◆ **EXERCISE OBJECTIVE**: Quote all of the entries word for word.

◆ **PROVIDED DATA**:
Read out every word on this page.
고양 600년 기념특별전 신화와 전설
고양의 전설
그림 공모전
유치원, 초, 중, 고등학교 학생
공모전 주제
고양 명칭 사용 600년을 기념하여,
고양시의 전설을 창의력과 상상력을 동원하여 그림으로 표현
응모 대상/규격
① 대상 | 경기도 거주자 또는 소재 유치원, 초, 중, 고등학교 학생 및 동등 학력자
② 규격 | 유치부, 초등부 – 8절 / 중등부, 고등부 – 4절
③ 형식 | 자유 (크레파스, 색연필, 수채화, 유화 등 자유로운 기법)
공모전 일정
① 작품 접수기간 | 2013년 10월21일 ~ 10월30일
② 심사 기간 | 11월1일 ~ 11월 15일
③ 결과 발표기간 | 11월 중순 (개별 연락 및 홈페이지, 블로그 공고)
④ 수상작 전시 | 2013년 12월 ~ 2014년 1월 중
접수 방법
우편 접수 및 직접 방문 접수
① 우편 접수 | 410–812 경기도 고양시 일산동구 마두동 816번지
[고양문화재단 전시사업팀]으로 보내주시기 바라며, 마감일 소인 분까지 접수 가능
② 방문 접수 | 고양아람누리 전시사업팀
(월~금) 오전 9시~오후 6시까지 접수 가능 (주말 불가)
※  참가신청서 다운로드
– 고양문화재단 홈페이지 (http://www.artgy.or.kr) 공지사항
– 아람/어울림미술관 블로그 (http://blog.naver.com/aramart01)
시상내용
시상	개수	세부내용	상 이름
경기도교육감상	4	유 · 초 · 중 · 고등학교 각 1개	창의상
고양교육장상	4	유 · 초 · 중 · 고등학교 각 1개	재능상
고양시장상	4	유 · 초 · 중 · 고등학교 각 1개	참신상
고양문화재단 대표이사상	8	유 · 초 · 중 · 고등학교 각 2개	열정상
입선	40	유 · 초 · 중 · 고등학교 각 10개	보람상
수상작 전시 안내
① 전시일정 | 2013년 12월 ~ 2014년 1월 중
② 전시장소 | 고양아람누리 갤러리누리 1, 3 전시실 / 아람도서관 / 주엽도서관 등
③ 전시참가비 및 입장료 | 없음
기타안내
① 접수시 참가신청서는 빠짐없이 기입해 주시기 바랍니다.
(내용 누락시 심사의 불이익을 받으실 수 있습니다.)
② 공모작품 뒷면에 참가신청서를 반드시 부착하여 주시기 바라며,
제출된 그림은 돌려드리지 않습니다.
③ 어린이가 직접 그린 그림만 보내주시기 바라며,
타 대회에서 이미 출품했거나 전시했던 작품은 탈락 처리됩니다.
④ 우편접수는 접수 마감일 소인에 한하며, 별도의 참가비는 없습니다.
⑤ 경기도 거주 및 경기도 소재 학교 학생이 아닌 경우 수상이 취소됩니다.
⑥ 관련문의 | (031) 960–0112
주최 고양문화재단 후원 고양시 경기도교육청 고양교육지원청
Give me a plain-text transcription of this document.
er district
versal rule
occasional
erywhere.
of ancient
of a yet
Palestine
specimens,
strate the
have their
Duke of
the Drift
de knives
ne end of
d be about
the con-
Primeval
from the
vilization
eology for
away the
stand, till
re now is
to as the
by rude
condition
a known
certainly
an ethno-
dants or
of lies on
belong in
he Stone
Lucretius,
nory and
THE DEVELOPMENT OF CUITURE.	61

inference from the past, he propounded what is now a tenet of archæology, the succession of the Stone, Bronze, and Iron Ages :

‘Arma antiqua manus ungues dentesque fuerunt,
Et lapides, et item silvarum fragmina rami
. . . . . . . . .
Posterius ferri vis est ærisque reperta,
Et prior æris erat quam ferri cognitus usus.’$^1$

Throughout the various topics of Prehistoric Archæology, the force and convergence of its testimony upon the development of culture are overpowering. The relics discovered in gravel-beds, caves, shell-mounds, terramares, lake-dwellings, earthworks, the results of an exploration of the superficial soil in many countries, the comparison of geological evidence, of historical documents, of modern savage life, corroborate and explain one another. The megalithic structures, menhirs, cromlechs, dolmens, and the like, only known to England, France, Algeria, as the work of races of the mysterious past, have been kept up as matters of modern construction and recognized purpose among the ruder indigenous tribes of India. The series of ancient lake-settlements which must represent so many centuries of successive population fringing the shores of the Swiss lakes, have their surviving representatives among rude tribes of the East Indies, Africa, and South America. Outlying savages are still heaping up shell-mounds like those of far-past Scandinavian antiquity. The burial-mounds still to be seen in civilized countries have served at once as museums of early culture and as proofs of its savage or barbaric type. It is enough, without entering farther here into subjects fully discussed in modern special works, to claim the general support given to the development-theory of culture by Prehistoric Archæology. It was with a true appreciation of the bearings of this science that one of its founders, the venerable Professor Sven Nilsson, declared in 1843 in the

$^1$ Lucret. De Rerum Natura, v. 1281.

◆ **RESULT BELOW**:
Read out every word on this page.
고양 600년 기념특별전 신화와 전설
고양의 전설
그림 공모전
유치원, 초, 중, 고등학교 학생
공모전 주제
고양 명칭 사용 600년을 기념하여,
고양시의 전설을 창의력과 상상력을 동원하여 그림으로 표현
응모 대상/규격
① 대상 | 경기도 거주자 또는 소재 유치원, 초, 중, 고등학교 학생 및 동등 학력자
② 규격 | 유치부, 초등부 – 8절 / 중등부, 고등부 – 4절
③ 형식 | 자유 (크레파스, 색연필, 수채화, 유화 등 자유로운 기법)
공모전 일정
① 작품 접수기간 | 2013년 10월21일 ~ 10월30일
② 심사 기간 | 11월1일 ~ 11월 15일
③ 결과 발표기간 | 11월 중순 (개별 연락 및 홈페이지, 블로그 공고)
④ 수상작 전시 | 2013년 12월 ~ 2014년 1월 중
접수 방법
우편 접수 및 직접 방문 접수
① 우편 접수 | 410–812 경기도 고양시 일산동구 마두동 816번지
[고양문화재단 전시사업팀]으로 보내주시기 바라며, 마감일 소인 분까지 접수 가능
② 방문 접수 | 고양아람누리 전시사업팀
(월~금) 오전 9시~오후 6시까지 접수 가능 (주말 불가)
※  참가신청서 다운로드
– 고양문화재단 홈페이지 (http://www.artgy.or.kr) 공지사항
– 아람/어울림미술관 블로그 (http://blog.naver.com/aramart01)
시상내용
시상	개수	세부내용	상 이름
경기도교육감상	4	유 · 초 · 중 · 고등학교 각 1개	창의상
고양교육장상	4	유 · 초 · 중 · 고등학교 각 1개	재능상
고양시장상	4	유 · 초 · 중 · 고등학교 각 1개	참신상
고양문화재단 대표이사상	8	유 · 초 · 중 · 고등학교 각 2개	열정상
입선	40	유 · 초 · 중 · 고등학교 각 10개	보람상
수상작 전시 안내
① 전시일정 | 2013년 12월 ~ 2014년 1월 중
② 전시장소 | 고양아람누리 갤러리누리 1, 3 전시실 / 아람도서관 / 주엽도서관 등
③ 전시참가비 및 입장료 | 없음
기타안내
① 접수시 참가신청서는 빠짐없이 기입해 주시기 바랍니다.
(내용 누락시 심사의 불이익을 받으실 수 있습니다.)
② 공모작품 뒷면에 참가신청서를 반드시 부착하여 주시기 바라며,
제출된 그림은 돌려드리지 않습니다.
③ 어린이가 직접 그린 그림만 보내주시기 바라며,
타 대회에서 이미 출품했거나 전시했던 작품은 탈락 처리됩니다.
④ 우편접수는 접수 마감일 소인에 한하며, 별도의 참가비는 없습니다.
⑤ 경기도 거주 및 경기도 소재 학교 학생이 아닌 경우 수상이 취소됩니다.
⑥ 관련문의 | (031) 960–0112
주최 고양문화재단 후원 고양시 경기도교육청 고양교육지원청
Give me a plain-text transcription of this document.
er district
versal rule
occasional
erywhere.
of ancient
of a yet
Palestine
specimens,
strate the
have their
Duke of
the Drift
de knives
ne end of
d be about
the con-
Primeval
from the
vilization
eology for
away the
stand, till
re now is
to as the
by rude
condition
a known
certainly
an ethno-
dants or
of lies on
belong in
he Stone
Lucretius,
nory and
THE DEVELOPMENT OF CUITURE.	61

inference from the past, he propounded what is now a tenet of archæology, the succession of the Stone, Bronze, and Iron Ages :

‘Arma antiqua manus ungues dentesque fuerunt,
Et lapides, et item silvarum fragmina rami
. . . . . . . . .
Posterius ferri vis est ærisque reperta,
Et prior æris erat quam ferri cognitus usus.’$^1$

Throughout the various topics of Prehistoric Archæology, the force and convergence of its testimony upon the development of culture are overpowering. The relics discovered in gravel-beds, caves, shell-mounds, terramares, lake-dwellings, earthworks, the results of an exploration of the superficial soil in many countries, the comparison of geological evidence, of historical documents, of modern savage life, corroborate and explain one another. The megalithic structures, menhirs, cromlechs, dolmens, and the like, only known to England, France, Algeria, as the work of races of the mysterious past, have been kept up as matters of modern construction and recognized purpose among the ruder indigenous tribes of India. The series of ancient lake-settlements which must represent so many centuries of successive population fringing the shores of the Swiss lakes, have their surviving representatives among rude tribes of the East Indies, Africa, and South America. Outlying savages are still heaping up shell-mounds like those of far-past Scandinavian antiquity. The burial-mounds still to be seen in civilized countries have served at once as museums of early culture and as proofs of its savage or barbaric type. It is enough, without entering farther here into subjects fully discussed in modern special works, to claim the general support given to the development-theory of culture by Prehistoric Archæology. It was with a true appreciation of the bearings of this science that one of its founders, the venerable Professor Sven Nilsson, declared in 1843 in the

$^1$ Lucret. De Rerum Natura, v. 1281.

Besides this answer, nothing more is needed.